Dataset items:
---

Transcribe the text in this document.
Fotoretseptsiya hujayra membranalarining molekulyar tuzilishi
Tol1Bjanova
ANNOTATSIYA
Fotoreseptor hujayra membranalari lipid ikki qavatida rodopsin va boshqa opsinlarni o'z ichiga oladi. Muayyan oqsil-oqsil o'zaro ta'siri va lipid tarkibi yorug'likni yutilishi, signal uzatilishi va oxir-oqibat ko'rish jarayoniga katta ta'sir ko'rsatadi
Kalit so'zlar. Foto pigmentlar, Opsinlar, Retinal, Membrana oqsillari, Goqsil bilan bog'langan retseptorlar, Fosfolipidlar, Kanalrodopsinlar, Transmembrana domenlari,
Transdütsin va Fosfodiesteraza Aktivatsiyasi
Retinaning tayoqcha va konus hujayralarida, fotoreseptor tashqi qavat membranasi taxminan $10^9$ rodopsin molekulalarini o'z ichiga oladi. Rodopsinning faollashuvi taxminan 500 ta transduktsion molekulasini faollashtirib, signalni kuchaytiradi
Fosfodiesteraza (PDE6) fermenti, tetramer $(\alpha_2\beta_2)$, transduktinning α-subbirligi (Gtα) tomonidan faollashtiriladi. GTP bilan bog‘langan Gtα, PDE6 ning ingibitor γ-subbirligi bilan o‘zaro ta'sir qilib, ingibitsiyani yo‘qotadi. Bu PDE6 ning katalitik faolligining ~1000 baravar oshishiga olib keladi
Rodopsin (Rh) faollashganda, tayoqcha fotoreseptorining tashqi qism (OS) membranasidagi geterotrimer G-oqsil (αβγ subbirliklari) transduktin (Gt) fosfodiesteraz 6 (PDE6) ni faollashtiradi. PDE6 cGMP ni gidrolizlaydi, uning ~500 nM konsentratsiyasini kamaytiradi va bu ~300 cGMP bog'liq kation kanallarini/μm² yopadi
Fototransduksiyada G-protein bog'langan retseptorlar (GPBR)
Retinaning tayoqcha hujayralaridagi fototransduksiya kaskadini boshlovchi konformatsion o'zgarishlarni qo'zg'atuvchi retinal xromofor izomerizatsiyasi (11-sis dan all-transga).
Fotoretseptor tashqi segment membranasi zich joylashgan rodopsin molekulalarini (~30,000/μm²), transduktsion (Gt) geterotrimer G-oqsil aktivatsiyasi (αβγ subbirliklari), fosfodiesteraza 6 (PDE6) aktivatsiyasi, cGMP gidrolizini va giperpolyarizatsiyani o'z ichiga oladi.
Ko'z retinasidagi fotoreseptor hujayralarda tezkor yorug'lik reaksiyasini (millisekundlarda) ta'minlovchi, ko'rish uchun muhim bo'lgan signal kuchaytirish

---

● Exercise brief
Count the lines in the records above that contain "zaro". Reply with the number only.

● Result
2